| MATERIALS PROVIDED |

--------------------

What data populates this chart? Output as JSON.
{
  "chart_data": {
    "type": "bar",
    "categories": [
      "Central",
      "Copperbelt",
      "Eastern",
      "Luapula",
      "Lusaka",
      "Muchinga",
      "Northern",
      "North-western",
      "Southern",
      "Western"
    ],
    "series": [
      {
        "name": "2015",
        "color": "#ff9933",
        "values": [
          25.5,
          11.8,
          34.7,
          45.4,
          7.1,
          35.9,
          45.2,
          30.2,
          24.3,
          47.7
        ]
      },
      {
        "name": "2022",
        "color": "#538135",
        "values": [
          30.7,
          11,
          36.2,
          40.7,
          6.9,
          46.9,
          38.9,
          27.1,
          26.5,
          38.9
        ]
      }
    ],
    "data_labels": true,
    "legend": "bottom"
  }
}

--------------------

| INSTRUCTIONS TO FOLLOW |
Reproduce each entry word for word.

| ANSWER TO THIS EXERCISE |
What data populates this chart? Output as JSON.
{
  "chart_data": {
    "type": "bar",
    "categories": [
      "Central",
      "Copperbelt",
      "Eastern",
      "Luapula",
      "Lusaka",
      "Muchinga",
      "Northern",
      "North-western",
      "Southern",
      "Western"
    ],
    "series": [
      {
        "name": "2015",
        "color": "#ff9933",
        "values": [
          25.5,
          11.8,
          34.7,
          45.4,
          7.1,
          35.9,
          45.2,
          30.2,
          24.3,
          47.7
        ]
      },
      {
        "name": "2022",
        "color": "#538135",
        "values": [
          30.7,
          11,
          36.2,
          40.7,
          6.9,
          46.9,
          38.9,
          27.1,
          26.5,
          38.9
        ]
      }
    ],
    "data_labels": true,
    "legend": "bottom"
  }
}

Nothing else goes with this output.